**Excerpt provided:**
+ + + +

Of course, I reacted pretty strongly to it….to put it bluntly, it pissed me off. It’s one of my biggest annoyances with the church and Christian culture in general – taking something from popular culture and putting out a Christian version of it. But, in my rashness I posted a rant on Facebook, which I usually condemn in others. So I’m guilty of hyprocracy and a lack of tact, I’ll own up to that.

Here is my Facebook status post, my reaction to “Kid Bishop.”

1. This is horrible.
2. It isn’t witness or mission.
3. For a church that keeps telling everyone that they’re all about diversity: Really? A white kid? And with the implication his message is better than Kid President’s? (A black kid)
3. I still like Kid President better. A whole lot more.
4. I know I’m being extremely judgmental. But sorry, I think this is just wrong.

I got called on my status by another person in the ELCA…a pastor. And I’m glad she did: one, it reminded me what a jerk I can be sometimes, which I need to be kept in check on (my wife will affirm that!), and two, I got me to reflect a bit more on the problem of what I call “Christianizing” the world and life around us.

First off, when it’s done the quality is poor and it’s just plain cheesy: poor acting, poorly constructed puns and jokes based on insider language. In that light, it makes Christian faith out as some sort of bad novelty. While all for embracing awkwardness and nerdiness, I’m not sure I want the core of Christian faith and the life of the church to be banished to the realm of novelty, a la Trekkies or Star Wars.

I think there is something deeper to Christianizing: it sends the message to both those inside and outside the church that Christian life is significantly of more value than secular life. It effectively says, “The message of the church is infinitely better than any message that the world could ever come up with.” Kid Bishop and his message is infinitely better than Kid President’s. If we believe that, it runs contrary to the core of a Lutheran understanding of mission. Mission is witness: sharing and telling the good news about Jesus Christ. But it’s a witness that says, here is how faith has changed my life and how I see this world. It is NOT a witness that says, faith is important, and this is why you should believe and buy into it.

+ + + +

**Material supplied:**
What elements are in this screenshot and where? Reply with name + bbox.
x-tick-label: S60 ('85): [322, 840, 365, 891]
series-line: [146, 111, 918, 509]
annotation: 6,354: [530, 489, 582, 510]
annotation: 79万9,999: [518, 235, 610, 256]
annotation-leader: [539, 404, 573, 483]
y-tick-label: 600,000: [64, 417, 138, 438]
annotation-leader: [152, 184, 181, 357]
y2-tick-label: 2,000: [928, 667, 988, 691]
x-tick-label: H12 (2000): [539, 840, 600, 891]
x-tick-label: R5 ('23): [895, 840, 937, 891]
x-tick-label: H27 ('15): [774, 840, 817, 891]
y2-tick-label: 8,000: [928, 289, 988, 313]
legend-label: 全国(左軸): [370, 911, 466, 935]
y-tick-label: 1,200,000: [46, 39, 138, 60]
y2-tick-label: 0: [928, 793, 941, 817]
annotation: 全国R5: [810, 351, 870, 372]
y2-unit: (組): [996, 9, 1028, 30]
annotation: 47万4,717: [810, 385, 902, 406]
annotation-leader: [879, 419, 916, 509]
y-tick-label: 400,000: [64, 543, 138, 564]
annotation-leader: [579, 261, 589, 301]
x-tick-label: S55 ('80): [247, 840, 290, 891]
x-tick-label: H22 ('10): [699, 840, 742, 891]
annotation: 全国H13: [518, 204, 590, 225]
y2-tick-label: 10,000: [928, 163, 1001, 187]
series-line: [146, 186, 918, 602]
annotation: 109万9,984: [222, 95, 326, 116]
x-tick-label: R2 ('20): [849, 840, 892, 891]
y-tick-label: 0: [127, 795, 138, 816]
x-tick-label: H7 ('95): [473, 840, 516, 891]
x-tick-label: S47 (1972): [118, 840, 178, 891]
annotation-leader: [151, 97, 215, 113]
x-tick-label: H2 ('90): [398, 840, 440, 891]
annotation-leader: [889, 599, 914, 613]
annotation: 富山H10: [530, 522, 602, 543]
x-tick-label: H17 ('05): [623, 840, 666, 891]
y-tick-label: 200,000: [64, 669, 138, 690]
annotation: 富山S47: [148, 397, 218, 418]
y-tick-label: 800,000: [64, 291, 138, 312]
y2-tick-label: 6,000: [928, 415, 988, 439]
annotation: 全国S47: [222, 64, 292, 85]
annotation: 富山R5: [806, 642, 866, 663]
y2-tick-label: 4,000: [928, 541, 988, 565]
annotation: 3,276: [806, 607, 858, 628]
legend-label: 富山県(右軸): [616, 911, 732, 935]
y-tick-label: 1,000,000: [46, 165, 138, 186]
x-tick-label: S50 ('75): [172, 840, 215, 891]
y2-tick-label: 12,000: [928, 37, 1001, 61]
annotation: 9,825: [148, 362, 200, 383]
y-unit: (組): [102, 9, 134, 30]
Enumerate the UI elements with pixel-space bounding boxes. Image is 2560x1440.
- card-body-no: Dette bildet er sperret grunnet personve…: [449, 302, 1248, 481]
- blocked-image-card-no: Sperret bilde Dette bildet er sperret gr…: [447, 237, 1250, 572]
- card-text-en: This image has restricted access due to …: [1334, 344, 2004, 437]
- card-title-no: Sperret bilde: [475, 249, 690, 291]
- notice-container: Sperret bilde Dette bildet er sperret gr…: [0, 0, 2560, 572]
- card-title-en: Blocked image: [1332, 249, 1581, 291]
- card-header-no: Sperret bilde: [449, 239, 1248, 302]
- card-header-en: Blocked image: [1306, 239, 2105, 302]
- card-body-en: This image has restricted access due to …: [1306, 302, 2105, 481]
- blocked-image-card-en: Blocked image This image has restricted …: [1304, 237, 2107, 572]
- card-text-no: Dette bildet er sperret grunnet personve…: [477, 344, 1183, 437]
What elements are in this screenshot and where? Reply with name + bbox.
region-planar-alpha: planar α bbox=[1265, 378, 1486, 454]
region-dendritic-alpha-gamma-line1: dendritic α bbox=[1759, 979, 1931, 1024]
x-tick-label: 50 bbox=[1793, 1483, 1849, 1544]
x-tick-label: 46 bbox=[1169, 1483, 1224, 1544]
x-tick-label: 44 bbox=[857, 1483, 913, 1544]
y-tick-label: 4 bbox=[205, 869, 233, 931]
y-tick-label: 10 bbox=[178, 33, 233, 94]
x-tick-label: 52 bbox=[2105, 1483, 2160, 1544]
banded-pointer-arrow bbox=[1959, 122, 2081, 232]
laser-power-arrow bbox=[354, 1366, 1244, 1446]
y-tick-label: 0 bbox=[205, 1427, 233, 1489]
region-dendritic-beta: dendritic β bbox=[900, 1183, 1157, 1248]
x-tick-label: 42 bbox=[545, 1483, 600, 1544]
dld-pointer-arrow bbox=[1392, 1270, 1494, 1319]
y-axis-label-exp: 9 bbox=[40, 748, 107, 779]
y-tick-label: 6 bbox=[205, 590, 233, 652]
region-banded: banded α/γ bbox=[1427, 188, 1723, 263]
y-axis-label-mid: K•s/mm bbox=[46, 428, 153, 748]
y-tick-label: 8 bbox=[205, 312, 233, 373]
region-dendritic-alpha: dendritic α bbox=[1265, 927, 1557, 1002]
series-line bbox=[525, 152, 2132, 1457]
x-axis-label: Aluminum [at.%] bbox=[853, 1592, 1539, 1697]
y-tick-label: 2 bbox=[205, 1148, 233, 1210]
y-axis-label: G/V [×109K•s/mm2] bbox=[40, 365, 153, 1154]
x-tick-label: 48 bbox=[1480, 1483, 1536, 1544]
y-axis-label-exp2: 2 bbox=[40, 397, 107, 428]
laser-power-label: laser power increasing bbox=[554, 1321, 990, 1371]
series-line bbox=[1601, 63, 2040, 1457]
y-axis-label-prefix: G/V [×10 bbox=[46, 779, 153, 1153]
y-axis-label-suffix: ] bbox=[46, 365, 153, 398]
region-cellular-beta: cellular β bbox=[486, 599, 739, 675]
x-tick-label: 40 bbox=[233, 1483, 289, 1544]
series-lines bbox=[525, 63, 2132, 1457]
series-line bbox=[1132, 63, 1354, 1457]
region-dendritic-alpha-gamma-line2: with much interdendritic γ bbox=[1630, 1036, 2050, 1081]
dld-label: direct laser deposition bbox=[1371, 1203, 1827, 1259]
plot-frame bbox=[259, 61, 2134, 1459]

+ + + +

**Problem to solve:** Resume the blog post about the "Kid Bishop" video and "Christianizing" culture, starting right after its last sentence and writing a few more paragraphs in the same voice.

**Answer to the problem:**
A good friend of mine hit it on the head – such a statement is only for insiders, those within the church. But it isn’t for those outside the church. And perhaps Christianizing things has a place then…but the result is brand-loyalty, not a deeper sense of an experience with God’s grace and a call to discipleship and mission of witness and service to others.

Christian mission asserts and takes seriously God’s activity and presence in the world….at least in Lutheran circles. When we are constantly Christianizing secular messages and things, we negate the value of a world that God created, redeems and gives life to. We marginalize this world that God loves for the benefit of increasing our piety.

And, we deny God’s very presence and activity in the world and in secular things, which runs contrary to the Theology of the Cross. A Theology of the Cross says that is EXACTLY where God is found – in the world. In ordinary things. In human suffering and weakness. In human longing for reconciliation, freedom, and hope.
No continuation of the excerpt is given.